▶ **PROBLEM DETAILS**
Update the lines from the first one through the one containing "[1252, 342, 1504, 391]" by replacing "ttl-cell" with "ttl-value-cell", and return only those lines with everything else unchanged.
———
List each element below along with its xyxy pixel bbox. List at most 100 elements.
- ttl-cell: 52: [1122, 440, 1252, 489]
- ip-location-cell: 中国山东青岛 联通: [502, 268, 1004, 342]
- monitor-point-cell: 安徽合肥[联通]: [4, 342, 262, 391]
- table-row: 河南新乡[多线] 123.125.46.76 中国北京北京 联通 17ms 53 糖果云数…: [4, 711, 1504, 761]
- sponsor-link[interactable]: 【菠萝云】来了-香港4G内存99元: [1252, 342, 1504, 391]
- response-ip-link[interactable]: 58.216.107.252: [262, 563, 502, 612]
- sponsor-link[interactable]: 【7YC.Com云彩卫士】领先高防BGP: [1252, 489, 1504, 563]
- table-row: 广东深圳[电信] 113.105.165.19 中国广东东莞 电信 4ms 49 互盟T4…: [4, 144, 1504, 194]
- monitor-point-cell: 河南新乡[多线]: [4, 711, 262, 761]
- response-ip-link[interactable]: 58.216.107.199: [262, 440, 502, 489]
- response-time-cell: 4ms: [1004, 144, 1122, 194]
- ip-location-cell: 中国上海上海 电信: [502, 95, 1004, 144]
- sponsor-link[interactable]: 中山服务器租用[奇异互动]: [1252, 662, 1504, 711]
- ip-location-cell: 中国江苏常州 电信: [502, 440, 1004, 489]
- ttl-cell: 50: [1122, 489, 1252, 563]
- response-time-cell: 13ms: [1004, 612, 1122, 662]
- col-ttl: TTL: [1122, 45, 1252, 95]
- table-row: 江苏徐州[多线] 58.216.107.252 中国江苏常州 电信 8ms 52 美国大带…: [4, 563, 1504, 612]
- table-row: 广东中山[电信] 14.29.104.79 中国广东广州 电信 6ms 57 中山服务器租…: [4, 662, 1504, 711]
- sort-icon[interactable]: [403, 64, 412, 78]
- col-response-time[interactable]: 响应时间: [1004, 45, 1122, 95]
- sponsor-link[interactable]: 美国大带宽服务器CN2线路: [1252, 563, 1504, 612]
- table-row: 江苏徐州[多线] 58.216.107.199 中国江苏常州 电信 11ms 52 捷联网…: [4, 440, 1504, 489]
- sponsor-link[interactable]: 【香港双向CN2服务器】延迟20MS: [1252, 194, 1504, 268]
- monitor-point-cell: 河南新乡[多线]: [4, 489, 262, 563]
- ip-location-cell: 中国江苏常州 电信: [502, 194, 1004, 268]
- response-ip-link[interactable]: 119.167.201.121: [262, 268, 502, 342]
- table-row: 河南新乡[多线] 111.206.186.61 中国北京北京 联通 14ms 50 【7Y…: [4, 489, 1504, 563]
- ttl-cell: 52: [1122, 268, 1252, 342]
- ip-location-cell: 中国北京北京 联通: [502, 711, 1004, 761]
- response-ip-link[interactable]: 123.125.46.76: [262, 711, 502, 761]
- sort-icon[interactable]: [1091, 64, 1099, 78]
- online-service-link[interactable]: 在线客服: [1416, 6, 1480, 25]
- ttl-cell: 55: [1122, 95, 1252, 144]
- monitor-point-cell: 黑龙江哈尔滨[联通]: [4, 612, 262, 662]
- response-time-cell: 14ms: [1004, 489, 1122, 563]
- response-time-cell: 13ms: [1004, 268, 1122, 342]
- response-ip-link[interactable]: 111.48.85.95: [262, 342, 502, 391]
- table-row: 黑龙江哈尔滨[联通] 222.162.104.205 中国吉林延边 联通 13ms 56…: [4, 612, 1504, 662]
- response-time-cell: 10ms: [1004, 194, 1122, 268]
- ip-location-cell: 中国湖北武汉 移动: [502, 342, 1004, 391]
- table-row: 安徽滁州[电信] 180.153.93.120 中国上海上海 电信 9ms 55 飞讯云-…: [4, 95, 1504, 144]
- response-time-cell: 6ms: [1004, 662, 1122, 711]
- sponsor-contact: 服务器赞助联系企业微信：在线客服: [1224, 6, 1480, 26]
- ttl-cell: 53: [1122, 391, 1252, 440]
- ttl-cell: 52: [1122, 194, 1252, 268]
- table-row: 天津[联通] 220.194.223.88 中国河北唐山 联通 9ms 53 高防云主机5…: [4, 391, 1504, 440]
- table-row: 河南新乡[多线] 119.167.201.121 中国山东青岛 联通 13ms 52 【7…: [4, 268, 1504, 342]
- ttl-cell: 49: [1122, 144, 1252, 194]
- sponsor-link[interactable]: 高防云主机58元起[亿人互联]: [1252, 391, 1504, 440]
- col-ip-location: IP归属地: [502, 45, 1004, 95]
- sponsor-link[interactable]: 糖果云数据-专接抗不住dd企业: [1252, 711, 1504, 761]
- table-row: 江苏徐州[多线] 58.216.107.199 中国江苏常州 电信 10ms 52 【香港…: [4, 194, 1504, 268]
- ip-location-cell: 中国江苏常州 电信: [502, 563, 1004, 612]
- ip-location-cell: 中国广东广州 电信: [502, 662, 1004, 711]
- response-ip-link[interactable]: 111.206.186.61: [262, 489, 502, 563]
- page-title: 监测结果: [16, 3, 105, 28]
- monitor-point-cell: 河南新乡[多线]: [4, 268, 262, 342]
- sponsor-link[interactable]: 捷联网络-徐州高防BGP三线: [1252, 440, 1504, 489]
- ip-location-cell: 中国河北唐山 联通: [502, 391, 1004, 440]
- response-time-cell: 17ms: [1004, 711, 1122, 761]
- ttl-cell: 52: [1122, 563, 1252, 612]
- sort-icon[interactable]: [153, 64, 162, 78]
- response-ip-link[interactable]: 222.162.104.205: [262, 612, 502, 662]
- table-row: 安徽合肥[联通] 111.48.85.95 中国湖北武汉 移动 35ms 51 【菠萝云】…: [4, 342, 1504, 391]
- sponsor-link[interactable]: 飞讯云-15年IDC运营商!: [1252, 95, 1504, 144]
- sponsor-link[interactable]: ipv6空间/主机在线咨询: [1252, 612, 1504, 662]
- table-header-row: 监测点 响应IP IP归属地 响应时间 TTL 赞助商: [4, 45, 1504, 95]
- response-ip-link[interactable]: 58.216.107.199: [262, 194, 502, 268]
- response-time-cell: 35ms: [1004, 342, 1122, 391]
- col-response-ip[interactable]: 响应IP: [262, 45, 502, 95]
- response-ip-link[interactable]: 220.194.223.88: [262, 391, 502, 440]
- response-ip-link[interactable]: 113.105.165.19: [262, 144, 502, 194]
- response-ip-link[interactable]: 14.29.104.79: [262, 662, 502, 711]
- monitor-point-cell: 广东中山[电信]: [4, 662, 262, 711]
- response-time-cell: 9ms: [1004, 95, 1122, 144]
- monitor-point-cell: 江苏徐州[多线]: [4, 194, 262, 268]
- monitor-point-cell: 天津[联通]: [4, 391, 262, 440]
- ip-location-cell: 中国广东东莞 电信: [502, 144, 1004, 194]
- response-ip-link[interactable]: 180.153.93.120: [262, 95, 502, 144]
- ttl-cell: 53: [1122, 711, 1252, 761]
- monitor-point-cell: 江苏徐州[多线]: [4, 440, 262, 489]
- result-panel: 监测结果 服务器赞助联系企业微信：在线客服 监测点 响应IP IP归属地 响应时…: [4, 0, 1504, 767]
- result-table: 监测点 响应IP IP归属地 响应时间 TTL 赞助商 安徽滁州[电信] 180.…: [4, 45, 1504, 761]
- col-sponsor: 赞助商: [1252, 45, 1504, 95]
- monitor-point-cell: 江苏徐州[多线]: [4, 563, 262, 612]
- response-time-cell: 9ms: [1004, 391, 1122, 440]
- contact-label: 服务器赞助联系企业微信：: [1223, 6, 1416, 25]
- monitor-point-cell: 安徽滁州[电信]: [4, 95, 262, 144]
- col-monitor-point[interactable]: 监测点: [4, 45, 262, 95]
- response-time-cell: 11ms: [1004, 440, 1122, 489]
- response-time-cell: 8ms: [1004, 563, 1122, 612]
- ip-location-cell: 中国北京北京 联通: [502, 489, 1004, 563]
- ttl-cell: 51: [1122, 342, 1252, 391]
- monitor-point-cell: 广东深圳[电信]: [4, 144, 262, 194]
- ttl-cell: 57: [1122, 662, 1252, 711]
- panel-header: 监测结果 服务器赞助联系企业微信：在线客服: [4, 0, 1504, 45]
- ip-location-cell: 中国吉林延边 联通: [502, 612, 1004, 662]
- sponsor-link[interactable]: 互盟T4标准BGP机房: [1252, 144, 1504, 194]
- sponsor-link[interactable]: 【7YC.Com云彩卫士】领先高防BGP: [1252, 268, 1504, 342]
———
▶ **EXPECTED OUTPUT**
List each element below along with its xyxy pixel bbox. List at most 100 elements.
- ttl-value-cell: 52: [1122, 440, 1252, 489]
- ip-location-cell: 中国山东青岛 联通: [502, 268, 1004, 342]
- monitor-point-cell: 安徽合肥[联通]: [4, 342, 262, 391]
- table-row: 河南新乡[多线] 123.125.46.76 中国北京北京 联通 17ms 53 糖果云数…: [4, 711, 1504, 761]
- sponsor-link[interactable]: 【菠萝云】来了-香港4G内存99元: [1252, 342, 1504, 391]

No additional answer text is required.